▶ _给定文段_:
((
行政决策是指国家行政组织为了实现行政目标,依据既定政策和法律,对要解决的问题拟定并选择活动方案的行为过程。它是行政管理的核心,是行政权力行使的一个起点,也是行政权力影响人们生活的重要途径。对行政决策的制约,是对行政权力进行制约的一个重要方面。然而,当前对行政决策的研究过多停留于政策学的立场,缺乏从行政主体行使行政职权角度的分析,因而,对行政决策作政府过程层面的研究具有重要的意义。从效果上来考察,行政决策如想获得广泛的服从,不仅取决于决策内容的科学性和正确性,更取决于决策的民主性及合理性。显然,对行政决策作程序层面的研究,将为行政决策的民主性及合理性提供科学的论证。
))
▶ _任务要求_:
1 - 请重写关于行政决策的文段,从含有"行政决策是指国家行政组织为了"的地方开始,到"主性及合理性提供科学的论证。"之后为止,并把其中的"行政权力"换成"公共权力"。
2 - 按照关于行政决策的文段,当前对行政决策的研究过多停留于什么立场?
后面的各项是另外的资料,与这段关于行政决策的文字无关。

▶ _所给资料_:
((
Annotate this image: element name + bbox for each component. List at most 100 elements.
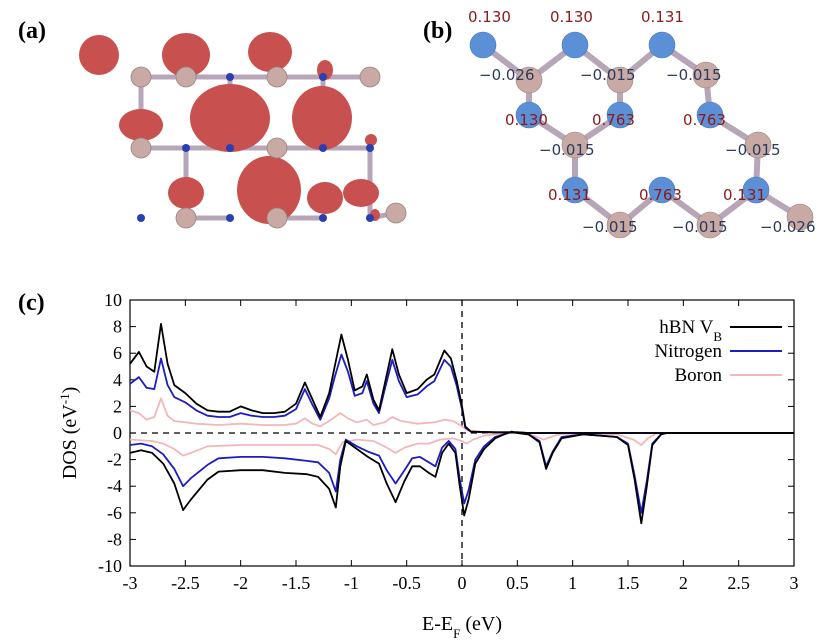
spin-density-lobe [307, 182, 343, 214]
dos-series-hbn-v-b-down [129, 430, 794, 525]
y-tick-label: -4 [107, 476, 122, 496]
nitrogen-atom [648, 31, 676, 59]
x-tick-label: -2.5 [171, 573, 200, 593]
nitrogen-atom [319, 214, 327, 222]
atomic-charge-label: −0.015 [539, 141, 595, 159]
legend-label: hBN VB [659, 317, 722, 344]
atomic-charge-label: 0.131 [548, 186, 591, 204]
nitrogen-atom [561, 31, 589, 59]
x-axis-label: E-EF (eV) [422, 613, 502, 641]
boron-atom [786, 203, 814, 231]
legend-label: Boron [675, 365, 723, 386]
y-tick-label: -2 [107, 450, 122, 470]
y-tick-label: 0 [113, 423, 122, 443]
x-label-subscript: F [453, 626, 460, 641]
y-label-text: DOS (eV [59, 404, 81, 480]
y-tick-label: -6 [107, 503, 122, 523]
x-tick-label: -2 [233, 573, 248, 593]
nitrogen-atom [366, 214, 374, 222]
x-tick-label: 0.5 [506, 573, 529, 593]
nitrogen-atom [469, 31, 497, 59]
boron-atom [266, 66, 288, 88]
boron-atom [266, 207, 288, 229]
dos-chart: -3 -2.5 -2 -1.5 -1 -0.5 0 0.5 1 1.5 2 2.5 3 10 8 6 4 2 0 -2… [57, 290, 799, 641]
legend-label: Nitrogen [654, 341, 722, 362]
spin-density-structure [79, 32, 407, 229]
atomic-charge-label: 0.130 [468, 8, 511, 26]
nitrogen-atom [226, 144, 234, 152]
x-tick-label: -3 [123, 573, 138, 593]
nitrogen-atom [226, 73, 234, 81]
panel-label-a: (a) [18, 18, 46, 44]
nitrogen-atom [366, 144, 374, 152]
y-tick-label: 8 [113, 317, 122, 337]
atomic-charge-label: 0.130 [550, 8, 593, 26]
nitrogen-atom [226, 214, 234, 222]
charge-structure: 0.130 0.130 0.131 −0.026 −0.015 −0.015 0.130 0.… [468, 8, 816, 239]
atomic-charge-label: 0.131 [641, 8, 684, 26]
nitrogen-atom [137, 214, 145, 222]
atomic-charge-label: −0.015 [666, 66, 722, 84]
spin-density-lobe [365, 134, 377, 146]
atomic-charge-label: 0.763 [683, 111, 726, 129]
boron-atom [266, 137, 288, 159]
x-tick-label: 3 [790, 573, 799, 593]
y-tick-label: 2 [113, 396, 122, 416]
x-tick-label: 0 [458, 573, 467, 593]
boron-atom [744, 131, 772, 159]
nitrogen-atom [561, 176, 589, 204]
x-tick-label: 1.5 [617, 573, 640, 593]
spin-density-lobe [190, 84, 270, 152]
nitrogen-atom [319, 144, 327, 152]
x-tick-label: -1 [344, 573, 359, 593]
spin-density-lobe [79, 35, 119, 75]
y-tick-label: -10 [98, 556, 122, 576]
spin-density-lobe [248, 32, 292, 72]
spin-density-lobe [119, 109, 163, 141]
spin-density-lobe [292, 86, 352, 150]
nitrogen-atom [515, 101, 543, 129]
boron-atom [696, 211, 724, 239]
nitrogen-atom [742, 176, 770, 204]
dos-series-hbn-v-b-up [129, 322, 794, 434]
atomic-charge-label: −0.015 [580, 66, 636, 84]
x-label-unit: (eV) [460, 613, 502, 635]
x-tick-label: 2.5 [727, 573, 750, 593]
boron-atom [175, 207, 197, 229]
dos-series-nitrogen-up [129, 353, 794, 434]
atomic-charge-label: −0.026 [479, 66, 535, 84]
nitrogen-atom [648, 176, 676, 204]
dos-series-boron-up [129, 397, 794, 434]
boron-atom [606, 211, 634, 239]
y-tick-label: 10 [104, 290, 122, 310]
dos-curves [129, 300, 794, 566]
y-axis-label: DOS (eV-1) [57, 387, 82, 480]
atomic-charge-label: −0.015 [672, 218, 728, 236]
boron-atom [175, 66, 197, 88]
atomic-charge-label: −0.015 [725, 141, 781, 159]
atomic-charge-label: 0.763 [639, 186, 682, 204]
atomic-charge-label: 0.131 [723, 186, 766, 204]
boron-atom [692, 61, 720, 89]
nitrogen-atom [319, 73, 327, 81]
panel-label-c: (c) [18, 290, 45, 316]
x-tick-label: -1.5 [282, 573, 311, 593]
atomic-charge-label: 0.763 [592, 111, 635, 129]
boron-atom [606, 66, 634, 94]
boron-atom [515, 66, 543, 94]
boron-atom [359, 66, 381, 88]
panel-label-b: (b) [423, 18, 452, 44]
atomic-charge-label: −0.015 [582, 218, 638, 236]
nitrogen-atom [182, 144, 190, 152]
atomic-charge-label: −0.026 [760, 218, 816, 236]
spin-density-lobe [162, 33, 210, 77]
spin-density-lobe [168, 177, 204, 209]
axis-ticks: -3 -2.5 -2 -1.5 -1 -0.5 0 0.5 1 1.5 2 2.5 3 10 8 6 4 2 0 -2… [98, 290, 799, 593]
boron-atom [385, 202, 407, 224]
spin-density-lobe [343, 179, 379, 207]
y-tick-label: 4 [113, 370, 122, 390]
y-tick-label: -8 [107, 529, 122, 549]
nitrogen-atom [696, 101, 724, 129]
))
▶ _练习答案_:
1 -
行政决策是指国家行政组织为了实现行政目标,依据既定政策和法律,对要解决的问题拟定并选择活动方案的行为过程。它是行政管理的核心,是公共权力行使的一个起点,也是公共权力影响人们生活的重要途径。对行政决策的制约,是对公共权力进行制约的一个重要方面。然而,当前对行政决策的研究过多停留于政策学的立场,缺乏从行政主体行使行政职权角度的分析,因而,对行政决策作政府过程层面的研究具有重要的意义。从效果上来考察,行政决策如想获得广泛的服从,不仅取决于决策内容的科学性和正确性,更取决于决策的民主性及合理性。显然,对行政决策作程序层面的研究,将为行政决策的民主性及合理性提供科学的论证。

2 - 政策学的立场。